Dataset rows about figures
+ + +

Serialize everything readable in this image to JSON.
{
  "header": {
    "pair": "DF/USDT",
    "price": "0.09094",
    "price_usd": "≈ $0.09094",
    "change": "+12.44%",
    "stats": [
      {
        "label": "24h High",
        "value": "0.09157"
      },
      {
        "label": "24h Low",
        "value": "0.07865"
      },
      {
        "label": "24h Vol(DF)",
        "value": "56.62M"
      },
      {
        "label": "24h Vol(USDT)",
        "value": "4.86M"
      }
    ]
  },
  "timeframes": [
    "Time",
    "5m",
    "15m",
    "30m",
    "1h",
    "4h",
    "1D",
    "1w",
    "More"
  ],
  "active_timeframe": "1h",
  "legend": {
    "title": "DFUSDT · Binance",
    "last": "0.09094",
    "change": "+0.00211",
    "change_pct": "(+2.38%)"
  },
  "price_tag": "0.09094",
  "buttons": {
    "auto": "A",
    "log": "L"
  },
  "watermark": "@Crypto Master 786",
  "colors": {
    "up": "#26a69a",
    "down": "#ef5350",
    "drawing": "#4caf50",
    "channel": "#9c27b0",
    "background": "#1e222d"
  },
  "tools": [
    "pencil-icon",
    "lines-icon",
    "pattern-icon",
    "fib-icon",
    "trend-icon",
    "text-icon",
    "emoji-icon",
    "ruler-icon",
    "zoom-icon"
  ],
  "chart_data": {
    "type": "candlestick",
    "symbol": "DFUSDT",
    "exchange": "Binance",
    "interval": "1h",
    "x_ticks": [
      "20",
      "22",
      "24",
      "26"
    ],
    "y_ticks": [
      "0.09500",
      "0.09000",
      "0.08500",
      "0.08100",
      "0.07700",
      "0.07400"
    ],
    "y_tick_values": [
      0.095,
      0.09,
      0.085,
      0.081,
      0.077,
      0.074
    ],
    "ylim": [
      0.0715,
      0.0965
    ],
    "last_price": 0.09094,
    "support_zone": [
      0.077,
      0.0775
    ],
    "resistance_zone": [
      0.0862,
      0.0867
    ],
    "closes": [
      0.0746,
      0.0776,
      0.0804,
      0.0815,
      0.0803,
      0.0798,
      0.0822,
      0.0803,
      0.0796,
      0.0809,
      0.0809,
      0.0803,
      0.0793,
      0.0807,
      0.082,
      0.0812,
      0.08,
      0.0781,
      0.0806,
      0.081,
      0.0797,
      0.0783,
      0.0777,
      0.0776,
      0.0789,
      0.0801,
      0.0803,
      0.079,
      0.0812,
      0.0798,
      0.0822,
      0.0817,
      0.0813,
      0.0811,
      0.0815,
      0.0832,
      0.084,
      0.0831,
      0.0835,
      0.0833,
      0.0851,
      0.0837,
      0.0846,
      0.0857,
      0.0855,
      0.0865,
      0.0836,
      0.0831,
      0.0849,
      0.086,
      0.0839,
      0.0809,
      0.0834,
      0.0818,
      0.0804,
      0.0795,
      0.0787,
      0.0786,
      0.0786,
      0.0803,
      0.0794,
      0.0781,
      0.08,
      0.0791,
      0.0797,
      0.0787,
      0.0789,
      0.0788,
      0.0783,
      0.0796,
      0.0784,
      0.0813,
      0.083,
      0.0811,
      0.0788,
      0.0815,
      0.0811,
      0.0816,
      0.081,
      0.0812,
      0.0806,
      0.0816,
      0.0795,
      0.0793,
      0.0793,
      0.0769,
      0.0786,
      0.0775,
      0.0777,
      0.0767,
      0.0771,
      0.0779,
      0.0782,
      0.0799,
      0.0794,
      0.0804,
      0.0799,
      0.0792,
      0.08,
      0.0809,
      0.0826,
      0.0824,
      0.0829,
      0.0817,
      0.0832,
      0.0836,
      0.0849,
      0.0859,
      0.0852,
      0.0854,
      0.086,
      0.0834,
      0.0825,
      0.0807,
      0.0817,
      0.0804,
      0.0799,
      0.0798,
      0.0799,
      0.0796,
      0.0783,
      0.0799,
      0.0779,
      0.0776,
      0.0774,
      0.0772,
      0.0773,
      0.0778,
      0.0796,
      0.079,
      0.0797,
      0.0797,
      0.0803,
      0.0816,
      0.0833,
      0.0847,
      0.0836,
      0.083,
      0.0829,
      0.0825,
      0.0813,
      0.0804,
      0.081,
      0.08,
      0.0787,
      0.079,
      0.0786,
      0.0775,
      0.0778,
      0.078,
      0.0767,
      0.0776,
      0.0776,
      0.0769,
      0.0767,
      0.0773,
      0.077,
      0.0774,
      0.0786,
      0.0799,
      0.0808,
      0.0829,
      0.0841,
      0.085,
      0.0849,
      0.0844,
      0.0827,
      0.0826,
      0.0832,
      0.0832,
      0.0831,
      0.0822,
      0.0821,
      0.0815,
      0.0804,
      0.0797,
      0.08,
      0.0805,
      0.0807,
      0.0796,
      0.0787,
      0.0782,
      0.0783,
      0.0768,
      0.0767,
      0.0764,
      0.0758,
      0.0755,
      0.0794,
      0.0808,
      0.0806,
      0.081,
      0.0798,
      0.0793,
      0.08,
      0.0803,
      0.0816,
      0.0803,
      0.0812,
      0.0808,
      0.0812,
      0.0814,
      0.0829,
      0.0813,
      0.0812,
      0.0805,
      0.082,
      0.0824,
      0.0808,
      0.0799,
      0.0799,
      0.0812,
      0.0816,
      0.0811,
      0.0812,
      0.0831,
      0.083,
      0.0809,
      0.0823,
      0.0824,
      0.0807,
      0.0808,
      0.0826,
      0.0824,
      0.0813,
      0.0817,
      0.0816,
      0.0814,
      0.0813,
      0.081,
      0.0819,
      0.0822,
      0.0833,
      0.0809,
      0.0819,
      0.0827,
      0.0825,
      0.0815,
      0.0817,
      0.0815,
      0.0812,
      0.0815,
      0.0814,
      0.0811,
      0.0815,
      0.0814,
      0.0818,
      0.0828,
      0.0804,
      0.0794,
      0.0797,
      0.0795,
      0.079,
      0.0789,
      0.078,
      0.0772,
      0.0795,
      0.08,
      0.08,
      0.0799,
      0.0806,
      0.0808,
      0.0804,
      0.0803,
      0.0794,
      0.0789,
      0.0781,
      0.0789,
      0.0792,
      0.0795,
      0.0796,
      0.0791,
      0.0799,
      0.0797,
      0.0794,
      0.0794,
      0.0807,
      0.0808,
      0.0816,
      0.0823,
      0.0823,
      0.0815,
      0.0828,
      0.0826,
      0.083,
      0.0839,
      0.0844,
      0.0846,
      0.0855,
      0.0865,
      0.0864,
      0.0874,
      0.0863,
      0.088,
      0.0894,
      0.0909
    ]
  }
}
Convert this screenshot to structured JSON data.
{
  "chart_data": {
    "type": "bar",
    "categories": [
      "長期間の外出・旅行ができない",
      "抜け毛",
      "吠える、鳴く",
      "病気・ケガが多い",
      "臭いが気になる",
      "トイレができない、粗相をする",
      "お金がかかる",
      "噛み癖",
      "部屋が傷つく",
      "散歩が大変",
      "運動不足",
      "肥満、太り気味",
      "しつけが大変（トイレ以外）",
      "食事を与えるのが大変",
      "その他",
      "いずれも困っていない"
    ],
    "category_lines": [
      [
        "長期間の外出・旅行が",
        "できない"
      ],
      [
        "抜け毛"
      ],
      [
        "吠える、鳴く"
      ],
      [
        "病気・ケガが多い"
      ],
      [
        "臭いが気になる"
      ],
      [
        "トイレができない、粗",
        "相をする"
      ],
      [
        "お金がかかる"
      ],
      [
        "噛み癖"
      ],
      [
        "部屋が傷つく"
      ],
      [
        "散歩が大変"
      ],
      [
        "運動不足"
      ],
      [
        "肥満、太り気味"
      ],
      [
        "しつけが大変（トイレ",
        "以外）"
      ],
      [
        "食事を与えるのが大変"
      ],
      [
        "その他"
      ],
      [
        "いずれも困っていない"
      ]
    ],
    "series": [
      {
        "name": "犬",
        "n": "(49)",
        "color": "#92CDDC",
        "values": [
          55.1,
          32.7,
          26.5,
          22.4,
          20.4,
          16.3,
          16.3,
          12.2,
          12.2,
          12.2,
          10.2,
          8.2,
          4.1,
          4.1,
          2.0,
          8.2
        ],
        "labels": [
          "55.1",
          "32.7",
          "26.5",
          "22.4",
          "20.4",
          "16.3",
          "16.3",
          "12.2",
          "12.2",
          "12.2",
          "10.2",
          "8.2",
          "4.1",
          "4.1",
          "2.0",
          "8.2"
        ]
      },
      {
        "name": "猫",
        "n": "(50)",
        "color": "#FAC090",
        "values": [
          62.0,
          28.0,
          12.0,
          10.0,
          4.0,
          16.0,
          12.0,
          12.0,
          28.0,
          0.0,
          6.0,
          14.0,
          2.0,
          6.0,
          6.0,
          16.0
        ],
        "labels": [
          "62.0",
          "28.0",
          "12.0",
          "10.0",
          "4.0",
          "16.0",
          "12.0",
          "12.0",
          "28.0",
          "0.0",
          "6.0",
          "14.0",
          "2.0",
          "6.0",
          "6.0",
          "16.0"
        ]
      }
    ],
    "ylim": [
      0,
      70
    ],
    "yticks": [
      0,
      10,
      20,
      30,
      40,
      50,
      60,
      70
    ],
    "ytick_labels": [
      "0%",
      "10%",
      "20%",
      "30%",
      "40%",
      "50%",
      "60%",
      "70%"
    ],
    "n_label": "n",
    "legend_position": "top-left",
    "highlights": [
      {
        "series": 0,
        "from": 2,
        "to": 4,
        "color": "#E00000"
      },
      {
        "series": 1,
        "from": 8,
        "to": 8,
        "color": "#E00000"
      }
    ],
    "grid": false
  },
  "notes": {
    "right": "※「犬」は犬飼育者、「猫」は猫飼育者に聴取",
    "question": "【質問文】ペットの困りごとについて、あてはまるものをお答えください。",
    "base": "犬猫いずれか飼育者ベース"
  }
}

+ + +

From the data above, copy each line that holds "JSON".

_Solution_.
Serialize everything readable in this image to JSON.
Convert this screenshot to structured JSON data.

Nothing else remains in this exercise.